*TASK DESCRIPTION*
Please print all of the material below, word for word.

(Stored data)
================================
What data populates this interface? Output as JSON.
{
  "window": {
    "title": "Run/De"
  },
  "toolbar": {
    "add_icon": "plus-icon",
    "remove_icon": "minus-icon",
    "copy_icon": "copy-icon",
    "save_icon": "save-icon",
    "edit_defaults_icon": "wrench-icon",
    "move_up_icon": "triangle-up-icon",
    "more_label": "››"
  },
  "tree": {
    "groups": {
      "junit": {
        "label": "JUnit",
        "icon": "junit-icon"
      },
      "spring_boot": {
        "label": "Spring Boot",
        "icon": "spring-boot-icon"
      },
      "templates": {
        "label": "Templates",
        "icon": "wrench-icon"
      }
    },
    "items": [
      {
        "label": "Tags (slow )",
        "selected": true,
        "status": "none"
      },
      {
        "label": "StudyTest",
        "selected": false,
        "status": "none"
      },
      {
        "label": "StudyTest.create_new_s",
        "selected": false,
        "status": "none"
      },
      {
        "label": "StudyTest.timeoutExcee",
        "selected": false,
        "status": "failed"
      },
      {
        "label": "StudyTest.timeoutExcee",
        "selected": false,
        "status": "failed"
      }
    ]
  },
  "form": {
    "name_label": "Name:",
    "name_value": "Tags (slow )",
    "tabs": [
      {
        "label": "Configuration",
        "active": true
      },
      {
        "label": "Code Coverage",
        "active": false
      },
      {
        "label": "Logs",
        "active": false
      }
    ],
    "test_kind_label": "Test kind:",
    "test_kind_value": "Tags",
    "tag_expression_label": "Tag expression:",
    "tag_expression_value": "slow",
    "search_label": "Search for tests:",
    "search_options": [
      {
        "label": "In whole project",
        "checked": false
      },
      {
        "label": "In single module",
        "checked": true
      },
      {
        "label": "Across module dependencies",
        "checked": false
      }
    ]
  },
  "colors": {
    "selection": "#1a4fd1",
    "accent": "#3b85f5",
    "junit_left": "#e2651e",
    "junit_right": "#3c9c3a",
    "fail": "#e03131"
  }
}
================================
*SOLUTION FOR THIS TASK*
What data populates this interface? Output as JSON.
{
  "window": {
    "title": "Run/De"
  },
  "toolbar": {
    "add_icon": "plus-icon",
    "remove_icon": "minus-icon",
    "copy_icon": "copy-icon",
    "save_icon": "save-icon",
    "edit_defaults_icon": "wrench-icon",
    "move_up_icon": "triangle-up-icon",
    "more_label": "››"
  },
  "tree": {
    "groups": {
      "junit": {
        "label": "JUnit",
        "icon": "junit-icon"
      },
      "spring_boot": {
        "label": "Spring Boot",
        "icon": "spring-boot-icon"
      },
      "templates": {
        "label": "Templates",
        "icon": "wrench-icon"
      }
    },
    "items": [
      {
        "label": "Tags (slow )",
        "selected": true,
        "status": "none"
      },
      {
        "label": "StudyTest",
        "selected": false,
        "status": "none"
      },
      {
        "label": "StudyTest.create_new_s",
        "selected": false,
        "status": "none"
      },
      {
        "label": "StudyTest.timeoutExcee",
        "selected": false,
        "status": "failed"
      },
      {
        "label": "StudyTest.timeoutExcee",
        "selected": false,
        "status": "failed"
      }
    ]
  },
  "form": {
    "name_label": "Name:",
    "name_value": "Tags (slow )",
    "tabs": [
      {
        "label": "Configuration",
        "active": true
      },
      {
        "label": "Code Coverage",
        "active": false
      },
      {
        "label": "Logs",
        "active": false
      }
    ],
    "test_kind_label": "Test kind:",
    "test_kind_value": "Tags",
    "tag_expression_label": "Tag expression:",
    "tag_expression_value": "slow",
    "search_label": "Search for tests:",
    "search_options": [
      {
        "label": "In whole project",
        "checked": false
      },
      {
        "label": "In single module",
        "checked": true
      },
      {
        "label": "Across module dependencies",
        "checked": false
      }
    ]
  },
  "colors": {
    "selection": "#1a4fd1",
    "accent": "#3b85f5",
    "junit_left": "#e2651e",
    "junit_right": "#3c9c3a",
    "fail": "#e03131"
  }
}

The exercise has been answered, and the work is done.